Can you pull out each line of the data below that includes the word "title"?

(Excerpts from a figure dataset)

(begin)

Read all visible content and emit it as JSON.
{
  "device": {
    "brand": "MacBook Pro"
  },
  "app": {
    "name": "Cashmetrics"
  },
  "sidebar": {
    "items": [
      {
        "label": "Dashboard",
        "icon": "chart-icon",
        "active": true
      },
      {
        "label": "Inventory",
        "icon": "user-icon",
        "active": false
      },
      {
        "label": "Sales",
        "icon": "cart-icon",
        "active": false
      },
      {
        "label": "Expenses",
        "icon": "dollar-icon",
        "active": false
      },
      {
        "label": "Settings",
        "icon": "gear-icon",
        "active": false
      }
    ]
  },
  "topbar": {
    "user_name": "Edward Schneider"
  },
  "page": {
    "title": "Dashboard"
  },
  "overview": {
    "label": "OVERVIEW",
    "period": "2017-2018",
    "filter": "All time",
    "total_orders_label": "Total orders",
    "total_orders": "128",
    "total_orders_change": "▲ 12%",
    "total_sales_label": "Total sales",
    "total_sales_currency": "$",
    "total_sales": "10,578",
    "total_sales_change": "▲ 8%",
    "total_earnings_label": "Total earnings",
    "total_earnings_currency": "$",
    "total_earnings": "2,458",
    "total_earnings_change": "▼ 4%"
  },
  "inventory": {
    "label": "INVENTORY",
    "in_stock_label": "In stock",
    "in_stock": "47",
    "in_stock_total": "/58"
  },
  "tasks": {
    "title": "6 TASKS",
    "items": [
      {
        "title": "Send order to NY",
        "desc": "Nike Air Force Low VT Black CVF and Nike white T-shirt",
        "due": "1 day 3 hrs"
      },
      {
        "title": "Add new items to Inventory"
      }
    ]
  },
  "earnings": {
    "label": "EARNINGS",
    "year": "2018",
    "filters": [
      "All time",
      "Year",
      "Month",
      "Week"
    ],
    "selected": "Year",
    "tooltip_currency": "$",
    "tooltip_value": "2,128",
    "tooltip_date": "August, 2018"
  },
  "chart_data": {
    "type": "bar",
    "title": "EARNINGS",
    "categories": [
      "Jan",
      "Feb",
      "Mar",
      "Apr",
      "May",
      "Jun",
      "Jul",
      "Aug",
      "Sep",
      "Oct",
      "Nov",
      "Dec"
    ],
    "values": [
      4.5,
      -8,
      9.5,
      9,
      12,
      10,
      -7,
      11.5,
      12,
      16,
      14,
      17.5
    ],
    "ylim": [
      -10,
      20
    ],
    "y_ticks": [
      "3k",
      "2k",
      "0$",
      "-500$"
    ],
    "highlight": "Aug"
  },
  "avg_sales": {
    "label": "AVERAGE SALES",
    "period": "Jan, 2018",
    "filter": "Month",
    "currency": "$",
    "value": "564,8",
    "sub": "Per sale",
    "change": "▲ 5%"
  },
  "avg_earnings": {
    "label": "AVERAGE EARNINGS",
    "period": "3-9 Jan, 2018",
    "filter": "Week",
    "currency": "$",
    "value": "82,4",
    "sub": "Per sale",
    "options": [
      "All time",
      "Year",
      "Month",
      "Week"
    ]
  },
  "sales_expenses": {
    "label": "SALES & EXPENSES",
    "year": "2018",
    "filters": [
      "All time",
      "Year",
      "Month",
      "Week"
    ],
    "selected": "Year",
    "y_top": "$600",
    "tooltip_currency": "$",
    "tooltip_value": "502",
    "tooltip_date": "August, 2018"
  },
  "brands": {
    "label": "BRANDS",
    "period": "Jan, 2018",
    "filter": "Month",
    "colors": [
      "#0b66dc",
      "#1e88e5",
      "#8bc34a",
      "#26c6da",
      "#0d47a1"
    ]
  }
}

(end)

> [Answer to this problem]:
    "title": "Dashboard"
    "title": "6 TASKS",
        "title": "Send order to NY",
        "title": "Add new items to Inventory"
    "title": "EARNINGS",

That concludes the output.